++++ Task inputs

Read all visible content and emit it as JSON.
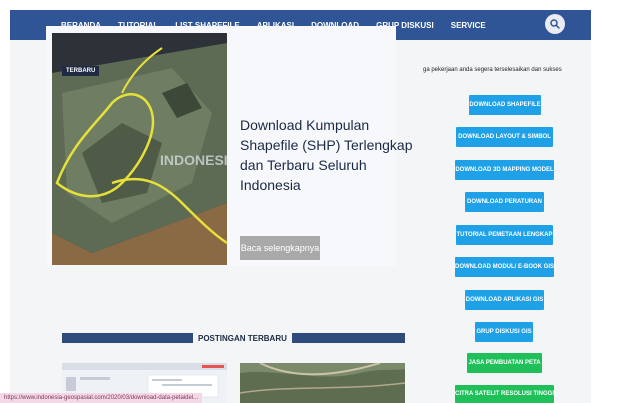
{
  "nav": {
    "items": [
      "BERANDA",
      "TUTORIAL",
      "LIST SHAPEFILE",
      "APLIKASI",
      "DOWNLOAD",
      "GRUP DISKUSI",
      "SERVICE"
    ],
    "search_icon": "search-icon",
    "color": "#2f5597"
  },
  "hero": {
    "tag": "TERBARU",
    "image_text": "INDONESIA GE",
    "title": "Download Kumpulan Shapefile (SHP) Terlengkap dan Terbaru Seluruh Indonesia",
    "read_more": "Baca selengkapnya"
  },
  "section": {
    "title": "POSTINGAN TERBARU"
  },
  "status_url": "https://www.indonesia-geospasial.com/2020/03/download-data-petaidel...",
  "sidebar": {
    "intro": "ga pekerjaan anda segera terselesaikan dan sukses",
    "buttons": [
      {
        "label": "DOWNLOAD SHAPEFILE",
        "color": "#1ea1e6"
      },
      {
        "label": "DOWNLOAD LAYOUT & SIMBOL",
        "color": "#1ea1e6"
      },
      {
        "label": "DOWNLOAD 3D MAPPING MODEL",
        "color": "#1ea1e6"
      },
      {
        "label": "DOWNLOAD PERATURAN",
        "color": "#1ea1e6"
      },
      {
        "label": "TUTORIAL PEMETAAN LENGKAP",
        "color": "#1ea1e6"
      },
      {
        "label": "DOWNLOAD MODUL/ E-BOOK GIS",
        "color": "#1ea1e6"
      },
      {
        "label": "DOWNLOAD APLIKASI GIS",
        "color": "#1ea1e6"
      },
      {
        "label": "GRUP DISKUSI GIS",
        "color": "#1ea1e6"
      },
      {
        "label": "JASA PEMBUATAN PETA",
        "color": "#1fc05a"
      },
      {
        "label": "CITRA SATELIT RESOLUSI TINGGI",
        "color": "#1fc05a"
      }
    ]
  }
}
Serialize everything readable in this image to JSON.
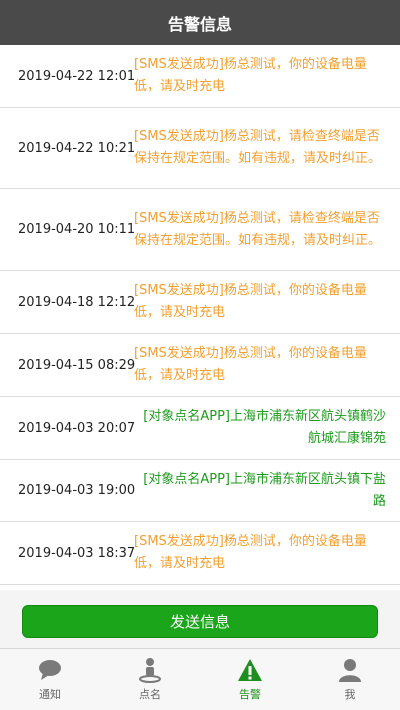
{
  "header": {
    "title": "告警信息"
  },
  "alerts": [
    {
      "time": "2019-04-22 12:01",
      "message": "[SMS发送成功]杨总测试，你的设备电量低，请及时充电",
      "color": "#f0a030"
    },
    {
      "time": "2019-04-22 10:21",
      "message": "[SMS发送成功]杨总测试，请检查终端是否保持在规定范围。如有违规，请及时纠正。",
      "color": "#f0a030"
    },
    {
      "time": "2019-04-20 10:11",
      "message": "[SMS发送成功]杨总测试，请检查终端是否保持在规定范围。如有违规，请及时纠正。",
      "color": "#f0a030"
    },
    {
      "time": "2019-04-18 12:12",
      "message": "[SMS发送成功]杨总测试，你的设备电量低，请及时充电",
      "color": "#f0a030"
    },
    {
      "time": "2019-04-15 08:29",
      "message": "[SMS发送成功]杨总测试，你的设备电量低，请及时充电",
      "color": "#f0a030"
    },
    {
      "time": "2019-04-03 20:07",
      "message": "[对象点名APP]上海市浦东新区航头镇鹤沙航城汇康锦苑",
      "color": "#1e9a1e"
    },
    {
      "time": "2019-04-03 19:00",
      "message": "[对象点名APP]上海市浦东新区航头镇下盐路",
      "color": "#1e9a1e"
    },
    {
      "time": "2019-04-03 18:37",
      "message": "[SMS发送成功]杨总测试，你的设备电量低，请及时充电",
      "color": "#f0a030"
    }
  ],
  "send_button": {
    "label": "发送信息",
    "color": "#1aa51a"
  },
  "tabs": [
    {
      "label": "通知",
      "icon": "chat-bubble-icon"
    },
    {
      "label": "点名",
      "icon": "person-pin-icon"
    },
    {
      "label": "告警",
      "icon": "warning-icon",
      "active": true
    },
    {
      "label": "我",
      "icon": "user-icon"
    }
  ]
}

++++++++

**Problem details**:
Write out the records above exactly as they stand, leaving out every picture.

**Written answer**:
Read all visible content and emit it as JSON.
{
  "nav": {
    "items": [
      "BERANDA",
      "TUTORIAL",
      "LIST SHAPEFILE",
      "APLIKASI",
      "DOWNLOAD",
      "GRUP DISKUSI",
      "SERVICE"
    ],
    "search_icon": "search-icon",
    "color": "#2f5597"
  },
  "hero": {
    "tag": "TERBARU",
    "image_text": "INDONESIA GE",
    "title": "Download Kumpulan Shapefile (SHP) Terlengkap dan Terbaru Seluruh Indonesia",
    "read_more": "Baca selengkapnya"
  },
  "section": {
    "title": "POSTINGAN TERBARU"
  },
  "status_url": "https://www.indonesia-geospasial.com/2020/03/download-data-petaidel...",
  "sidebar": {
    "intro": "ga pekerjaan anda segera terselesaikan dan sukses",
    "buttons": [
      {
        "label": "DOWNLOAD SHAPEFILE",
        "color": "#1ea1e6"
      },
      {
        "label": "DOWNLOAD LAYOUT & SIMBOL",
        "color": "#1ea1e6"
      },
      {
        "label": "DOWNLOAD 3D MAPPING MODEL",
        "color": "#1ea1e6"
      },
      {
        "label": "DOWNLOAD PERATURAN",
        "color": "#1ea1e6"
      },
      {
        "label": "TUTORIAL PEMETAAN LENGKAP",
        "color": "#1ea1e6"
      },
      {
        "label": "DOWNLOAD MODUL/ E-BOOK GIS",
        "color": "#1ea1e6"
      },
      {
        "label": "DOWNLOAD APLIKASI GIS",
        "color": "#1ea1e6"
      },
      {
        "label": "GRUP DISKUSI GIS",
        "color": "#1ea1e6"
      },
      {
        "label": "JASA PEMBUATAN PETA",
        "color": "#1fc05a"
      },
      {
        "label": "CITRA SATELIT RESOLUSI TINGGI",
        "color": "#1fc05a"
      }
    ]
  }
}
Serialize everything readable in this image to JSON.
{
  "header": {
    "title": "告警信息"
  },
  "alerts": [
    {
      "time": "2019-04-22 12:01",
      "message": "[SMS发送成功]杨总测试，你的设备电量低，请及时充电",
      "color": "#f0a030"
    },
    {
      "time": "2019-04-22 10:21",
      "message": "[SMS发送成功]杨总测试，请检查终端是否保持在规定范围。如有违规，请及时纠正。",
      "color": "#f0a030"
    },
    {
      "time": "2019-04-20 10:11",
      "message": "[SMS发送成功]杨总测试，请检查终端是否保持在规定范围。如有违规，请及时纠正。",
      "color": "#f0a030"
    },
    {
      "time": "2019-04-18 12:12",
      "message": "[SMS发送成功]杨总测试，你的设备电量低，请及时充电",
      "color": "#f0a030"
    },
    {
      "time": "2019-04-15 08:29",
      "message": "[SMS发送成功]杨总测试，你的设备电量低，请及时充电",
      "color": "#f0a030"
    },
    {
      "time": "2019-04-03 20:07",
      "message": "[对象点名APP]上海市浦东新区航头镇鹤沙航城汇康锦苑",
      "color": "#1e9a1e"
    },
    {
      "time": "2019-04-03 19:00",
      "message": "[对象点名APP]上海市浦东新区航头镇下盐路",
      "color": "#1e9a1e"
    },
    {
      "time": "2019-04-03 18:37",
      "message": "[SMS发送成功]杨总测试，你的设备电量低，请及时充电",
      "color": "#f0a030"
    }
  ],
  "send_button": {
    "label": "发送信息",
    "color": "#1aa51a"
  },
  "tabs": [
    {
      "label": "通知",
      "icon": "chat-bubble-icon"
    },
    {
      "label": "点名",
      "icon": "person-pin-icon"
    },
    {
      "label": "告警",
      "icon": "warning-icon",
      "active": true
    },
    {
      "label": "我",
      "icon": "user-icon"
    }
  ]
}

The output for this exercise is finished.